→ SELECTED PASSAGE
The death of Ruth Bader Ginsberg, Supreme Court Justice and liberal feminist hero, has paved the way for Donald Trump to nominate the third Justice of his tenure as President. Though a few Republicans initially held out on pledging to allow the nomination a floor vote or to approve the nominee, as of last week top Democrats and Republicans acknowledge that the nomination is effectively a done deal. And that was before Trump confirmed what many had previously suspected—he intends to nominate Amy Coney Barrett, currently seated in the Seventh Circuit Appeals Court, to replace Ginsberg.
Barrett’s nomination shouldn’t surprise anyone. She is a young, well-credentialed Christian conservative. She is a woman, which is a PR necessity for Republicans, given the drawn-out nightmare that was the Brent Kavanaugh nomination hearing. Most importantly, her judicial record and social conservatism are perfect for shoring up Trump’s support from the religious right, a segment of the Republican base that has recently been declining in support for Trump’s nationalist, white supremacist campaign.

→ COLLECTED DATA
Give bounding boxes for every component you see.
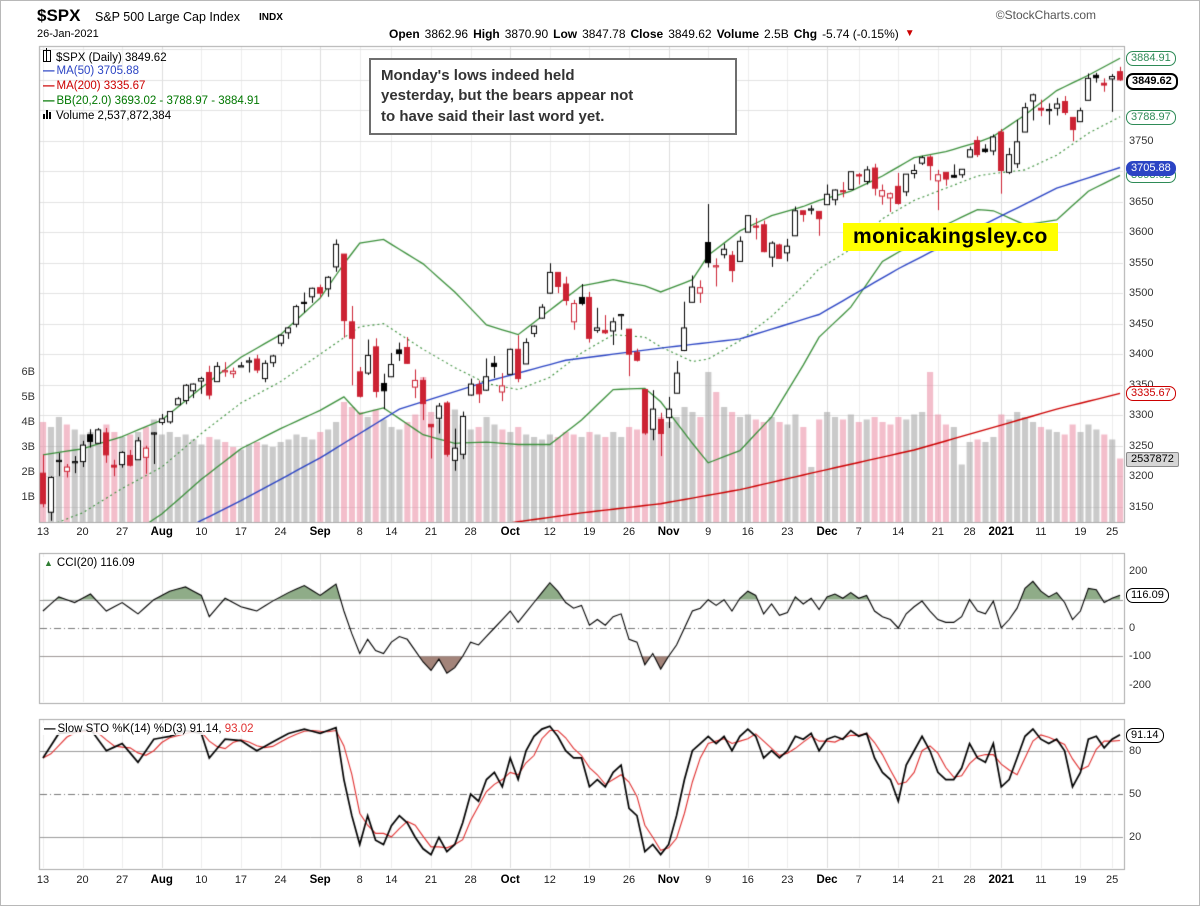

→ TASK LIST
1. According to the passage on Amy Coney Barrett's nomination, on which court is Barrett currently seated?
2. From the passage on Amy Coney Barrett's nomination, set down the stretch from "The death of" through "to replace Ginsberg.".

→ SOLUTIONS BY TASK
1. She is seated in the Seventh Circuit Appeals Court.

2.
The death of Ruth Bader Ginsberg, Supreme Court Justice and liberal feminist hero, has paved the way for Donald Trump to nominate the third Justice of his tenure as President. Though a few Republicans initially held out on pledging to allow the nomination a floor vote or to approve the nominee, as of last week top Democrats and Republicans acknowledge that the nomination is effectively a done deal. And that was before Trump confirmed what many had previously suspected—he intends to nominate Amy Coney Barrett, currently seated in the Seventh Circuit Appeals Court, to replace Ginsberg.